Set down the material once more, exactly as it appears.

####

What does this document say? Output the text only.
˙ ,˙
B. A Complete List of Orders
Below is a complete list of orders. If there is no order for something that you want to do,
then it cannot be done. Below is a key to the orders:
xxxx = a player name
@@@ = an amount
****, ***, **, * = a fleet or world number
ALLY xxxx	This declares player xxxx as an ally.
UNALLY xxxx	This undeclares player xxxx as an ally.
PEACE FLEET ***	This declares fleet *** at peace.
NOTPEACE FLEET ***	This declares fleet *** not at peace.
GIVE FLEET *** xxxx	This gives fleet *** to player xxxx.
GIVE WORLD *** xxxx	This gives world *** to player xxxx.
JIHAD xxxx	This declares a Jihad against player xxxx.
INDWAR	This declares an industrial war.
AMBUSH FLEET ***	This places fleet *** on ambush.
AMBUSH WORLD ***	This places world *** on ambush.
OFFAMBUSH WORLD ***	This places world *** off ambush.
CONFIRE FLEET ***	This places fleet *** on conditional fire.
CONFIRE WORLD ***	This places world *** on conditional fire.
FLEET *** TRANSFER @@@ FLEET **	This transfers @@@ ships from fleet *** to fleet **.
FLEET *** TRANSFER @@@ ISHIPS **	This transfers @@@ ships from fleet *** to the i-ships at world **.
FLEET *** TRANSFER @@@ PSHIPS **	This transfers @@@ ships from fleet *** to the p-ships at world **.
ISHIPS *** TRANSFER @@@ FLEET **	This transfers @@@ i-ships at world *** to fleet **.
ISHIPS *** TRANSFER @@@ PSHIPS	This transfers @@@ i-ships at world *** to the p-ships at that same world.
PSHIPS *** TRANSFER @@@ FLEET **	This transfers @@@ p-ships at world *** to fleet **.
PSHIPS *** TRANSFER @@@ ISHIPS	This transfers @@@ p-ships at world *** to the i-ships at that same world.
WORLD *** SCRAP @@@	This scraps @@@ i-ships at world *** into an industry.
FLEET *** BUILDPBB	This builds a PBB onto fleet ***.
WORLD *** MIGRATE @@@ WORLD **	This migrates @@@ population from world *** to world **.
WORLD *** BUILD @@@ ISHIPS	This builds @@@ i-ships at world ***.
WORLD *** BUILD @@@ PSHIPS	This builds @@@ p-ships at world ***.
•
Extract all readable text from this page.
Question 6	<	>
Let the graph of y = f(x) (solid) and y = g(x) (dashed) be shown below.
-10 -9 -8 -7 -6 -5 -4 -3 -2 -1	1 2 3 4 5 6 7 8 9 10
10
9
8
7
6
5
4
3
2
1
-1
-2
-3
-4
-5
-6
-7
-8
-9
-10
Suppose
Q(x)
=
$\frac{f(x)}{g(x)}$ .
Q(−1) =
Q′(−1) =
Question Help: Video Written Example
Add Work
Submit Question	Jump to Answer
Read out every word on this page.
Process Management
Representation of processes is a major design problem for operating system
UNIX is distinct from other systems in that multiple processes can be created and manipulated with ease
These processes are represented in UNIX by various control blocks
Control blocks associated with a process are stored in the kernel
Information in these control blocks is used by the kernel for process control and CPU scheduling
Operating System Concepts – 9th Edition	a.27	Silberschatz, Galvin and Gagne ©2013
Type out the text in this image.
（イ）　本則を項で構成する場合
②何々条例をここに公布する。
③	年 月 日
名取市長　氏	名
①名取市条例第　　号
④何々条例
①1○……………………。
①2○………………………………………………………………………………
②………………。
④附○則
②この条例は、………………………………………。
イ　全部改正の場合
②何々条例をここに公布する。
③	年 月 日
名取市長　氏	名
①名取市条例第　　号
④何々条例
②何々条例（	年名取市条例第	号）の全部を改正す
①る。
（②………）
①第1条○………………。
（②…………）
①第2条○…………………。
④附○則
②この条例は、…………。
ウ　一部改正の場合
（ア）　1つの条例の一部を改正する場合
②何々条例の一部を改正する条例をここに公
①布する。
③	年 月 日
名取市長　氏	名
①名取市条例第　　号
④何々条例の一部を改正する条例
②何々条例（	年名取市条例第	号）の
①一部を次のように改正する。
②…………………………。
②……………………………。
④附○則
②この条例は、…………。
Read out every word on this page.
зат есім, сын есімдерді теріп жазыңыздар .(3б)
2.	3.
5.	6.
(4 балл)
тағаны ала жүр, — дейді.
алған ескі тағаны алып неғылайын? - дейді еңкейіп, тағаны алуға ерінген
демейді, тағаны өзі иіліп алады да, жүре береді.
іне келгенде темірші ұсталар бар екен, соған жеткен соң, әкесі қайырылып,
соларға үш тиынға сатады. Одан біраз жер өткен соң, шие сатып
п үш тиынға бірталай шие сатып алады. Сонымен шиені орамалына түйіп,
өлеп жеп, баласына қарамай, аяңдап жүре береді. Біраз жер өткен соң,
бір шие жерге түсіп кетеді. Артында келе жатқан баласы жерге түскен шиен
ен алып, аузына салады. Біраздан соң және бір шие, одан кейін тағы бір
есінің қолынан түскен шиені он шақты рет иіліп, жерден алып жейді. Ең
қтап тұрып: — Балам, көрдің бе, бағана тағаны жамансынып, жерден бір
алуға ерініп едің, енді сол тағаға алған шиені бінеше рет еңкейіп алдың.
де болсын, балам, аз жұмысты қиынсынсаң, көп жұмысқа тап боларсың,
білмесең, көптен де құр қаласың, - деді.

####

Solution below:
What does this document say? Output the text only.
˙ ,˙
B. A Complete List of Orders
Below is a complete list of orders. If there is no order for something that you want to do,
then it cannot be done. Below is a key to the orders:
xxxx = a player name
@@@ = an amount
****, ***, **, * = a fleet or world number
ALLY xxxx	This declares player xxxx as an ally.
UNALLY xxxx	This undeclares player xxxx as an ally.
PEACE FLEET ***	This declares fleet *** at peace.
NOTPEACE FLEET ***	This declares fleet *** not at peace.
GIVE FLEET *** xxxx	This gives fleet *** to player xxxx.
GIVE WORLD *** xxxx	This gives world *** to player xxxx.
JIHAD xxxx	This declares a Jihad against player xxxx.
INDWAR	This declares an industrial war.
AMBUSH FLEET ***	This places fleet *** on ambush.
AMBUSH WORLD ***	This places world *** on ambush.
OFFAMBUSH WORLD ***	This places world *** off ambush.
CONFIRE FLEET ***	This places fleet *** on conditional fire.
CONFIRE WORLD ***	This places world *** on conditional fire.
FLEET *** TRANSFER @@@ FLEET **	This transfers @@@ ships from fleet *** to fleet **.
FLEET *** TRANSFER @@@ ISHIPS **	This transfers @@@ ships from fleet *** to the i-ships at world **.
FLEET *** TRANSFER @@@ PSHIPS **	This transfers @@@ ships from fleet *** to the p-ships at world **.
ISHIPS *** TRANSFER @@@ FLEET **	This transfers @@@ i-ships at world *** to fleet **.
ISHIPS *** TRANSFER @@@ PSHIPS	This transfers @@@ i-ships at world *** to the p-ships at that same world.
PSHIPS *** TRANSFER @@@ FLEET **	This transfers @@@ p-ships at world *** to fleet **.
PSHIPS *** TRANSFER @@@ ISHIPS	This transfers @@@ p-ships at world *** to the i-ships at that same world.
WORLD *** SCRAP @@@	This scraps @@@ i-ships at world *** into an industry.
FLEET *** BUILDPBB	This builds a PBB onto fleet ***.
WORLD *** MIGRATE @@@ WORLD **	This migrates @@@ population from world *** to world **.
WORLD *** BUILD @@@ ISHIPS	This builds @@@ i-ships at world ***.
WORLD *** BUILD @@@ PSHIPS	This builds @@@ p-ships at world ***.
•
Extract all readable text from this page.
Question 6	<	>
Let the graph of y = f(x) (solid) and y = g(x) (dashed) be shown below.
-10 -9 -8 -7 -6 -5 -4 -3 -2 -1	1 2 3 4 5 6 7 8 9 10
10
9
8
7
6
5
4
3
2
1
-1
-2
-3
-4
-5
-6
-7
-8
-9
-10
Suppose
Q(x)
=
$\frac{f(x)}{g(x)}$ .
Q(−1) =
Q′(−1) =
Question Help: Video Written Example
Add Work
Submit Question	Jump to Answer
Read out every word on this page.
Process Management
Representation of processes is a major design problem for operating system
UNIX is distinct from other systems in that multiple processes can be created and manipulated with ease
These processes are represented in UNIX by various control blocks
Control blocks associated with a process are stored in the kernel
Information in these control blocks is used by the kernel for process control and CPU scheduling
Operating System Concepts – 9th Edition	a.27	Silberschatz, Galvin and Gagne ©2013
Type out the text in this image.
（イ）　本則を項で構成する場合
②何々条例をここに公布する。
③	年 月 日
名取市長　氏	名
①名取市条例第　　号
④何々条例
①1○……………………。
①2○………………………………………………………………………………
②………………。
④附○則
②この条例は、………………………………………。
イ　全部改正の場合
②何々条例をここに公布する。
③	年 月 日
名取市長　氏	名
①名取市条例第　　号
④何々条例
②何々条例（	年名取市条例第	号）の全部を改正す
①る。
（②………）
①第1条○………………。
（②…………）
①第2条○…………………。
④附○則
②この条例は、…………。
ウ　一部改正の場合
（ア）　1つの条例の一部を改正する場合
②何々条例の一部を改正する条例をここに公
①布する。
③	年 月 日
名取市長　氏	名
①名取市条例第　　号
④何々条例の一部を改正する条例
②何々条例（	年名取市条例第	号）の
①一部を次のように改正する。
②…………………………。
②……………………………。
④附○則
②この条例は、…………。
Read out every word on this page.
зат есім, сын есімдерді теріп жазыңыздар .(3б)
2.	3.
5.	6.
(4 балл)
тағаны ала жүр, — дейді.
алған ескі тағаны алып неғылайын? - дейді еңкейіп, тағаны алуға ерінген
демейді, тағаны өзі иіліп алады да, жүре береді.
іне келгенде темірші ұсталар бар екен, соған жеткен соң, әкесі қайырылып,
соларға үш тиынға сатады. Одан біраз жер өткен соң, шие сатып
п үш тиынға бірталай шие сатып алады. Сонымен шиені орамалына түйіп,
өлеп жеп, баласына қарамай, аяңдап жүре береді. Біраз жер өткен соң,
бір шие жерге түсіп кетеді. Артында келе жатқан баласы жерге түскен шиен
ен алып, аузына салады. Біраздан соң және бір шие, одан кейін тағы бір
есінің қолынан түскен шиені он шақты рет иіліп, жерден алып жейді. Ең
қтап тұрып: — Балам, көрдің бе, бағана тағаны жамансынып, жерден бір
алуға ерініп едің, енді сол тағаға алған шиені бінеше рет еңкейіп алдың.
де болсын, балам, аз жұмысты қиынсынсаң, көп жұмысқа тап боларсың,
білмесең, көптен де құр қаласың, - деді.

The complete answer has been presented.